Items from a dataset
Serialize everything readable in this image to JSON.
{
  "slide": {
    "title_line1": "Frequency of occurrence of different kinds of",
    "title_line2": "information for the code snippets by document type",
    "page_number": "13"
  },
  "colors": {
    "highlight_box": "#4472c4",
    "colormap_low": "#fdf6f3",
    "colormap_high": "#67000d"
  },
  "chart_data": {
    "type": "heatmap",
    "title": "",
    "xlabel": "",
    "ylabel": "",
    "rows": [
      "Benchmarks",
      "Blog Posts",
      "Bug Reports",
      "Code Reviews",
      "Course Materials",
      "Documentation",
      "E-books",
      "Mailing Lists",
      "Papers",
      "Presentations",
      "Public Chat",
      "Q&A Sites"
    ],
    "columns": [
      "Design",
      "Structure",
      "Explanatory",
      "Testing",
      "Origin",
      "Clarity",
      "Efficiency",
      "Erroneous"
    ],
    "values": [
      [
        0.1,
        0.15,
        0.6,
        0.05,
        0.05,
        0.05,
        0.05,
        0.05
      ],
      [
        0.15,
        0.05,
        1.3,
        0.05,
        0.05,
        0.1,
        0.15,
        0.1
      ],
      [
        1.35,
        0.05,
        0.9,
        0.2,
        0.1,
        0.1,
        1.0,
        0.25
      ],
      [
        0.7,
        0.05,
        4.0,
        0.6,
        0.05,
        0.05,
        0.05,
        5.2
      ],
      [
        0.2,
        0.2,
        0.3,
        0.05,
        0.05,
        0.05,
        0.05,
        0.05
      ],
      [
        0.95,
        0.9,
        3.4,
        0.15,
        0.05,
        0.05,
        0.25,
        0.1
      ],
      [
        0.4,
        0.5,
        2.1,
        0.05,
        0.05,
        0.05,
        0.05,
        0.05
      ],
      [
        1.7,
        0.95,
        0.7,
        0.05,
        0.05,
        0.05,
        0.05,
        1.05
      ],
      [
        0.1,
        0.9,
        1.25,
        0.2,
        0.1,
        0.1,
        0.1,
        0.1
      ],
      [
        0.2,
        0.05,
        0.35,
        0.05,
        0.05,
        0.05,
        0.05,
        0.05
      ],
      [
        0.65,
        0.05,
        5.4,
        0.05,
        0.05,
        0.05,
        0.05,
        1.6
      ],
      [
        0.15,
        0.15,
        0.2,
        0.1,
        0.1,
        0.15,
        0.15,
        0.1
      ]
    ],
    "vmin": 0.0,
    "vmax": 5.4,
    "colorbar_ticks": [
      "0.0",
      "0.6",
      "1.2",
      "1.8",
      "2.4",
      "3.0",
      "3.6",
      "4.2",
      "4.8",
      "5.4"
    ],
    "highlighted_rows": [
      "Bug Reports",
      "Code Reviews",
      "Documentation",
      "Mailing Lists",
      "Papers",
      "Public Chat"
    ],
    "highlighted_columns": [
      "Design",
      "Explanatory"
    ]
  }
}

### Directions for this task:
Reproduce the entire listing word for word.

### The response:
Serialize everything readable in this image to JSON.
{
  "slide": {
    "title_line1": "Frequency of occurrence of different kinds of",
    "title_line2": "information for the code snippets by document type",
    "page_number": "13"
  },
  "colors": {
    "highlight_box": "#4472c4",
    "colormap_low": "#fdf6f3",
    "colormap_high": "#67000d"
  },
  "chart_data": {
    "type": "heatmap",
    "title": "",
    "xlabel": "",
    "ylabel": "",
    "rows": [
      "Benchmarks",
      "Blog Posts",
      "Bug Reports",
      "Code Reviews",
      "Course Materials",
      "Documentation",
      "E-books",
      "Mailing Lists",
      "Papers",
      "Presentations",
      "Public Chat",
      "Q&A Sites"
    ],
    "columns": [
      "Design",
      "Structure",
      "Explanatory",
      "Testing",
      "Origin",
      "Clarity",
      "Efficiency",
      "Erroneous"
    ],
    "values": [
      [
        0.1,
        0.15,
        0.6,
        0.05,
        0.05,
        0.05,
        0.05,
        0.05
      ],
      [
        0.15,
        0.05,
        1.3,
        0.05,
        0.05,
        0.1,
        0.15,
        0.1
      ],
      [
        1.35,
        0.05,
        0.9,
        0.2,
        0.1,
        0.1,
        1.0,
        0.25
      ],
      [
        0.7,
        0.05,
        4.0,
        0.6,
        0.05,
        0.05,
        0.05,
        5.2
      ],
      [
        0.2,
        0.2,
        0.3,
        0.05,
        0.05,
        0.05,
        0.05,
        0.05
      ],
      [
        0.95,
        0.9,
        3.4,
        0.15,
        0.05,
        0.05,
        0.25,
        0.1
      ],
      [
        0.4,
        0.5,
        2.1,
        0.05,
        0.05,
        0.05,
        0.05,
        0.05
      ],
      [
        1.7,
        0.95,
        0.7,
        0.05,
        0.05,
        0.05,
        0.05,
        1.05
      ],
      [
        0.1,
        0.9,
        1.25,
        0.2,
        0.1,
        0.1,
        0.1,
        0.1
      ],
      [
        0.2,
        0.05,
        0.35,
        0.05,
        0.05,
        0.05,
        0.05,
        0.05
      ],
      [
        0.65,
        0.05,
        5.4,
        0.05,
        0.05,
        0.05,
        0.05,
        1.6
      ],
      [
        0.15,
        0.15,
        0.2,
        0.1,
        0.1,
        0.15,
        0.15,
        0.1
      ]
    ],
    "vmin": 0.0,
    "vmax": 5.4,
    "colorbar_ticks": [
      "0.0",
      "0.6",
      "1.2",
      "1.8",
      "2.4",
      "3.0",
      "3.6",
      "4.2",
      "4.8",
      "5.4"
    ],
    "highlighted_rows": [
      "Bug Reports",
      "Code Reviews",
      "Documentation",
      "Mailing Lists",
      "Papers",
      "Public Chat"
    ],
    "highlighted_columns": [
      "Design",
      "Explanatory"
    ]
  }
}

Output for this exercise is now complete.